WRITTEN EXERCISE: Among the lines below, count those containing the word "Corp". Give the number only.

DATA SUPPLIED:
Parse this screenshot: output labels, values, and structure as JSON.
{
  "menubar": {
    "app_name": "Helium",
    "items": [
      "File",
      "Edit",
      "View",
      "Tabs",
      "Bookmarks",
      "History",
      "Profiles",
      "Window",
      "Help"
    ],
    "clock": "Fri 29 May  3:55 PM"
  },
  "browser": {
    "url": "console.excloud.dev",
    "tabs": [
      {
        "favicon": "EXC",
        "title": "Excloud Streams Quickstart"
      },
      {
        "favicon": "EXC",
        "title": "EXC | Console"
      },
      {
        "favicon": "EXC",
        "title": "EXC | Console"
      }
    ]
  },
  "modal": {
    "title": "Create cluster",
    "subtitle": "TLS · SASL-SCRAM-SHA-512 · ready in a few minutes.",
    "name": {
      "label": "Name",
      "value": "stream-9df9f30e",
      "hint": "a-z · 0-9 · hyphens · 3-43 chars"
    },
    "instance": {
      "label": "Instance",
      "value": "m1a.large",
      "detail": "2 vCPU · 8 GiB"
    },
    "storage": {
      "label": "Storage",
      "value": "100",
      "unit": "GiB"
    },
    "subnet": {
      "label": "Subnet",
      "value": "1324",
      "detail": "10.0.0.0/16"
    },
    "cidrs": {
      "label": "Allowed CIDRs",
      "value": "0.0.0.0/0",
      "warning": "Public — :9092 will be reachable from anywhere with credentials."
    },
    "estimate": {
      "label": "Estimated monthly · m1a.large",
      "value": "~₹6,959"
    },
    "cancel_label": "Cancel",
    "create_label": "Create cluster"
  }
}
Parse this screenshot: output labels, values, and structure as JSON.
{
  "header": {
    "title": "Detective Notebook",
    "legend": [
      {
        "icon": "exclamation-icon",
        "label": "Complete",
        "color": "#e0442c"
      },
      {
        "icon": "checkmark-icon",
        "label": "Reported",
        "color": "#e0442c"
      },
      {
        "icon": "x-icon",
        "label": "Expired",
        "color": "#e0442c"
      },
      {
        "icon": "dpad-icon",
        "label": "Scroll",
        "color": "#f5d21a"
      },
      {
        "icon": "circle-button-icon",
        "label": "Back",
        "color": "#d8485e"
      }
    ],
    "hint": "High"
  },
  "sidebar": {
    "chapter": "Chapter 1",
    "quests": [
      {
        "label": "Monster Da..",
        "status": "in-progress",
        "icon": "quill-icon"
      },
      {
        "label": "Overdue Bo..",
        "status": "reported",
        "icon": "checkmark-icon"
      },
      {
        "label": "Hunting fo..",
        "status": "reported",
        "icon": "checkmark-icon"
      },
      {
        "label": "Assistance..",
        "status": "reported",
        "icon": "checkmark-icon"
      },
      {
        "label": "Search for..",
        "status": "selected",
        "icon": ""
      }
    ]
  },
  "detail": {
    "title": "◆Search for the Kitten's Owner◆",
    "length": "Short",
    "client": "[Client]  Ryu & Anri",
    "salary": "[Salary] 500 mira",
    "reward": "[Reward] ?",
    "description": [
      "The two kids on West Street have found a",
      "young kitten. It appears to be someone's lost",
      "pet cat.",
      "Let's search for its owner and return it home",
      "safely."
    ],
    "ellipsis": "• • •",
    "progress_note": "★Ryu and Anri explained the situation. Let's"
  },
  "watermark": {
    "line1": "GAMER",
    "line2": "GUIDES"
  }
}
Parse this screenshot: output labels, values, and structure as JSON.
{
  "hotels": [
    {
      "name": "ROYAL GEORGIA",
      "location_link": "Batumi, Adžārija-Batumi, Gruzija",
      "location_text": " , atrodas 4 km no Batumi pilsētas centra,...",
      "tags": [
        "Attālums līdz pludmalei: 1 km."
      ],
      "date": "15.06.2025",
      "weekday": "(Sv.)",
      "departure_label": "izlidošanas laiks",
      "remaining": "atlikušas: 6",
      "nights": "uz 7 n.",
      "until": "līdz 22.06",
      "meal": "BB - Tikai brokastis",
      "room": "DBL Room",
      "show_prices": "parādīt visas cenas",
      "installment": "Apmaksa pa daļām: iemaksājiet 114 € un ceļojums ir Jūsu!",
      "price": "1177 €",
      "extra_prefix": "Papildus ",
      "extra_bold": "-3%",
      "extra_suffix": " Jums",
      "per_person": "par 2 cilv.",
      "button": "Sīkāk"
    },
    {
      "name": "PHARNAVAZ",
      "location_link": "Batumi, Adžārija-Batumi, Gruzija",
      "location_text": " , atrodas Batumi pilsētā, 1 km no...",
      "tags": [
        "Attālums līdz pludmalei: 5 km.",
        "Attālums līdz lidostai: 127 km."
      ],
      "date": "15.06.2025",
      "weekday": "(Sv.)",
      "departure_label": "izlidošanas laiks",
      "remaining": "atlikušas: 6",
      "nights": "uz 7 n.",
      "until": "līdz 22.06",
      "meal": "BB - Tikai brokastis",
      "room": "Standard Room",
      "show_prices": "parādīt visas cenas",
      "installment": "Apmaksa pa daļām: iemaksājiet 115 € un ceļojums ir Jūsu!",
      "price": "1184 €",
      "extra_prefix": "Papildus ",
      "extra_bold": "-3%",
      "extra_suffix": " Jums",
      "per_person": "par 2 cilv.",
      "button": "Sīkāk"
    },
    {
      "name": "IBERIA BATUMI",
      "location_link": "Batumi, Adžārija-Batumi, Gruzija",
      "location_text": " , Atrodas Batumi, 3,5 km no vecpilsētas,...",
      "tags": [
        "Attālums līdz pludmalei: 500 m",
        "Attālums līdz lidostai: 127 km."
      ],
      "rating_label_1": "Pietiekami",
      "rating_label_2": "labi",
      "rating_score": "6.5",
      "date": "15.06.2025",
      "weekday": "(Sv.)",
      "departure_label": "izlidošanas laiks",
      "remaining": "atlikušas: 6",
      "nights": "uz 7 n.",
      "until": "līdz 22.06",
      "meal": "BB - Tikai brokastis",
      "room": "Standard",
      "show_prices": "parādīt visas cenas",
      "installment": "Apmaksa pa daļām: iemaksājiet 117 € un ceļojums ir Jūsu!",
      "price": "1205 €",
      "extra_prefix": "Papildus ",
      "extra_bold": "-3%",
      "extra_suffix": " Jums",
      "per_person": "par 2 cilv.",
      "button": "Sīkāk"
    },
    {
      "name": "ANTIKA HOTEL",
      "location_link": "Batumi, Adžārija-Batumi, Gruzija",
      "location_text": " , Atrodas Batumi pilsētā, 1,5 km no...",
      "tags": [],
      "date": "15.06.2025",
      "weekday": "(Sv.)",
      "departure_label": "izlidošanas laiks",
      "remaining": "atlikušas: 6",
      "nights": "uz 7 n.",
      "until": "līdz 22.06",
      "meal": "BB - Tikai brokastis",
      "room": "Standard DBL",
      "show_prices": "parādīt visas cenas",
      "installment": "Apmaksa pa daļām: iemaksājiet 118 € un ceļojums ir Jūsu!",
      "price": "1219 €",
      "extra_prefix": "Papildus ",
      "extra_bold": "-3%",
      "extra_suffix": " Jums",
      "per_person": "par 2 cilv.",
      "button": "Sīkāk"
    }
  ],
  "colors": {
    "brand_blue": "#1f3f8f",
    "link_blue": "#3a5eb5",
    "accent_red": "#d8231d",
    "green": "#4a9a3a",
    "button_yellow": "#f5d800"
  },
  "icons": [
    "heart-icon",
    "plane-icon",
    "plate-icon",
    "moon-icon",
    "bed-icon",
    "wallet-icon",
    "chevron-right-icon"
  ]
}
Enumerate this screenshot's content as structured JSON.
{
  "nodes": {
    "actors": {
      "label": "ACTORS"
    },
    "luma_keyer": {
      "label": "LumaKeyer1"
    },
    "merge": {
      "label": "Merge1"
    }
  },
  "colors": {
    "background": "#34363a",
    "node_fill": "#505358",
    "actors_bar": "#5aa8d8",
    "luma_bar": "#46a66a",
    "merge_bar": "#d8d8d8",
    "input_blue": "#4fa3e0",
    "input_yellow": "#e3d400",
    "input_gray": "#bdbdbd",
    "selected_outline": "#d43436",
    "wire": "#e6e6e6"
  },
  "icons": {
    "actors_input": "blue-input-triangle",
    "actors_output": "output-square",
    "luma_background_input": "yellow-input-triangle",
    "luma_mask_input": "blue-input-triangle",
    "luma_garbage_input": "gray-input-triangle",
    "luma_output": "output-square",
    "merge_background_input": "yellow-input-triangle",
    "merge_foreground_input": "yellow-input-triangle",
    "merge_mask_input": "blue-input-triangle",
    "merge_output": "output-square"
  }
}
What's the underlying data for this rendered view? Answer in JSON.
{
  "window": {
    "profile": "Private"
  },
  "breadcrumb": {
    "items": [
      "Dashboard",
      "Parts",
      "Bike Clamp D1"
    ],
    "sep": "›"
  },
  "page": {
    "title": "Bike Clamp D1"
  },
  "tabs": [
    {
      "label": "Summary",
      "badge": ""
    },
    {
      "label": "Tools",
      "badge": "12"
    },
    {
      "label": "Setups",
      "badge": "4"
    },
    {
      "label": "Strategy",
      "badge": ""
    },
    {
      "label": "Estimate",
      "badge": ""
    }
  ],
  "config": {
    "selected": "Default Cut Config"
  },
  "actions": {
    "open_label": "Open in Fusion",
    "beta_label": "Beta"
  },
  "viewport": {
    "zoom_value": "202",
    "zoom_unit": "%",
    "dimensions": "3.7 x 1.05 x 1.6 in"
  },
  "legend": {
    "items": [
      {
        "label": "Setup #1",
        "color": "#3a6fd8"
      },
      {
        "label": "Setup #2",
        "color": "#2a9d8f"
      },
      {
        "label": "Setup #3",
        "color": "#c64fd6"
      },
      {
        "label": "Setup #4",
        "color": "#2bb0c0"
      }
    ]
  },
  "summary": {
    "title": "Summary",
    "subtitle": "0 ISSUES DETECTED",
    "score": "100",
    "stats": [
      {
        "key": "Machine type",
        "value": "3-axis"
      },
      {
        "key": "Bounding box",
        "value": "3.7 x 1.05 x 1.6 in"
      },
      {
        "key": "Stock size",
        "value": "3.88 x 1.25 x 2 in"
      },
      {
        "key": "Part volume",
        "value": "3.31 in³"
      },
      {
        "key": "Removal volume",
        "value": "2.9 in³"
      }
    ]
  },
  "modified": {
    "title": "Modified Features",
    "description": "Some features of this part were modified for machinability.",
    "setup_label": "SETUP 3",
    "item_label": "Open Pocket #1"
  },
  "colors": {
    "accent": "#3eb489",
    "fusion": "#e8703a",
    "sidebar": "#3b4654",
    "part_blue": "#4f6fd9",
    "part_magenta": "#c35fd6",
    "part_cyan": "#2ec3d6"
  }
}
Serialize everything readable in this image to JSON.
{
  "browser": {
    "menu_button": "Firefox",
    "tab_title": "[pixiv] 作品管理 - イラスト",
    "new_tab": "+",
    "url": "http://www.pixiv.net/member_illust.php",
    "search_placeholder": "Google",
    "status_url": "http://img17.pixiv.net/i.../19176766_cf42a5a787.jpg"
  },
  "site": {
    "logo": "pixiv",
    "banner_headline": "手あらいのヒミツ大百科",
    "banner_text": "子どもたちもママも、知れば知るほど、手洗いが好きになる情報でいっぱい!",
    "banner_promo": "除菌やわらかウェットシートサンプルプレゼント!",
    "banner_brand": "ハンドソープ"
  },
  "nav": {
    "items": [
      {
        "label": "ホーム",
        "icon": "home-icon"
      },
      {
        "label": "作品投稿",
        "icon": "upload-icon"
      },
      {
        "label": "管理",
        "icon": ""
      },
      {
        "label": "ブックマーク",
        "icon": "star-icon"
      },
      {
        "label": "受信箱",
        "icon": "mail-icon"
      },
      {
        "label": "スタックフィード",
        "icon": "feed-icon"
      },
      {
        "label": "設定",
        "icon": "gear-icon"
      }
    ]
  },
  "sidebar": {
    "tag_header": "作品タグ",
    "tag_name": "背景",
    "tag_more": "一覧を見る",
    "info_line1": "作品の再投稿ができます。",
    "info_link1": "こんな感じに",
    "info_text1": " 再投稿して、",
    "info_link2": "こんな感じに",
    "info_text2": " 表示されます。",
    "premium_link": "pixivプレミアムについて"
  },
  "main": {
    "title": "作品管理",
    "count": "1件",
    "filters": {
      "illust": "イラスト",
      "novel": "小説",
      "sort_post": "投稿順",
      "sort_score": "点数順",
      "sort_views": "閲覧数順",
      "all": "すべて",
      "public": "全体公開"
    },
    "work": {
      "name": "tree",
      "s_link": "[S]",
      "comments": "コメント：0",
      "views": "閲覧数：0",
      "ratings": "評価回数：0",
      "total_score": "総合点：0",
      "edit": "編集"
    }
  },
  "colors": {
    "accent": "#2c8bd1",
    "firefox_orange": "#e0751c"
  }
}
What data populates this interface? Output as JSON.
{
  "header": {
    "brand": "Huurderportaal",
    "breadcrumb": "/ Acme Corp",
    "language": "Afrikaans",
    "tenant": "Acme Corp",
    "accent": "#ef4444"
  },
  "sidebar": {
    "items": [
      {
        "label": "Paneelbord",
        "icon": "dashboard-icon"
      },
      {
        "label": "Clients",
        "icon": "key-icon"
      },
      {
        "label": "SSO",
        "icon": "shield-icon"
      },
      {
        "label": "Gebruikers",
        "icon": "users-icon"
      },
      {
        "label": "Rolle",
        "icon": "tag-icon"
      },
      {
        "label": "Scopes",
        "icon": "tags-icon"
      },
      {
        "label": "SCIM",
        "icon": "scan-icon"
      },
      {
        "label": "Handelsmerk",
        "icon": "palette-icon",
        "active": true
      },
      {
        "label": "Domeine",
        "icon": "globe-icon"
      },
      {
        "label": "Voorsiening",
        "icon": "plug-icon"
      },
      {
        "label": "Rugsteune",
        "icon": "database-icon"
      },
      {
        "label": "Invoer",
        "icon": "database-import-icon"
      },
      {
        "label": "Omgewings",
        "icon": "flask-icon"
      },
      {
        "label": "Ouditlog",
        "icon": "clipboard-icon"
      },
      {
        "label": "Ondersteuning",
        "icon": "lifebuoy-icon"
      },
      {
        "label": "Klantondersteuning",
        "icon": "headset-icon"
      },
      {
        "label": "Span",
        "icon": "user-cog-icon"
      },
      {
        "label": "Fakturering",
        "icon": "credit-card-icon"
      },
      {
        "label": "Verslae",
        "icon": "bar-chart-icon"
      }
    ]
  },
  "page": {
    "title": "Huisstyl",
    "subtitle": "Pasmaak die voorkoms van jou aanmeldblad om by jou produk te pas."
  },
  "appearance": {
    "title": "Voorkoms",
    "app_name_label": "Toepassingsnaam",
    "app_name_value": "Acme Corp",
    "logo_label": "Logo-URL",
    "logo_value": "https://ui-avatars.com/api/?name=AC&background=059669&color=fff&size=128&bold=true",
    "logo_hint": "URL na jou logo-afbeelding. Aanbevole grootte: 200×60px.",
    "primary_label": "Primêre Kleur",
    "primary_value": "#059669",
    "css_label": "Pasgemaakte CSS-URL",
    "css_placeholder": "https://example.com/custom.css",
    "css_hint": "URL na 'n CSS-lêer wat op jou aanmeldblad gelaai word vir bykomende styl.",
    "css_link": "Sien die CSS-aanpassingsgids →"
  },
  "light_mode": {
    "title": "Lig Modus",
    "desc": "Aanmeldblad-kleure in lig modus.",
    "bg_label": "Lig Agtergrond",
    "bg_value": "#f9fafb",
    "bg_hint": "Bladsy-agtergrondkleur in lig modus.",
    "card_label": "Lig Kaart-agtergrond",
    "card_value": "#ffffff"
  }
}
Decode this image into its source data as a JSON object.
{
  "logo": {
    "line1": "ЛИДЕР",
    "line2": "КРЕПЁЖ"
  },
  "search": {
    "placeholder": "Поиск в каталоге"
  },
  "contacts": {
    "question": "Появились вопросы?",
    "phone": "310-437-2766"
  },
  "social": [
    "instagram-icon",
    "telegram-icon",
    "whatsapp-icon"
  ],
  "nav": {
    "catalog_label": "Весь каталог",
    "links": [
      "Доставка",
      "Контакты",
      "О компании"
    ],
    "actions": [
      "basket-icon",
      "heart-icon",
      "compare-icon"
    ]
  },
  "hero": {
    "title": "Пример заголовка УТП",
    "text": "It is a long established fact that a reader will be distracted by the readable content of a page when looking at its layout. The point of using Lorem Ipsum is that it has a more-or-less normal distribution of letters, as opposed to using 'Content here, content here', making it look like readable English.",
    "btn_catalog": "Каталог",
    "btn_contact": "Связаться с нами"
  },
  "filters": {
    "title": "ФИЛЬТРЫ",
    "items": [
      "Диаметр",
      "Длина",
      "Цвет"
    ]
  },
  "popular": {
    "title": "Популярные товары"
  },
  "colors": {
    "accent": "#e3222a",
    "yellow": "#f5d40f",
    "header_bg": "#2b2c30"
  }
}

ANSWER TO THIS PROBLEM: 3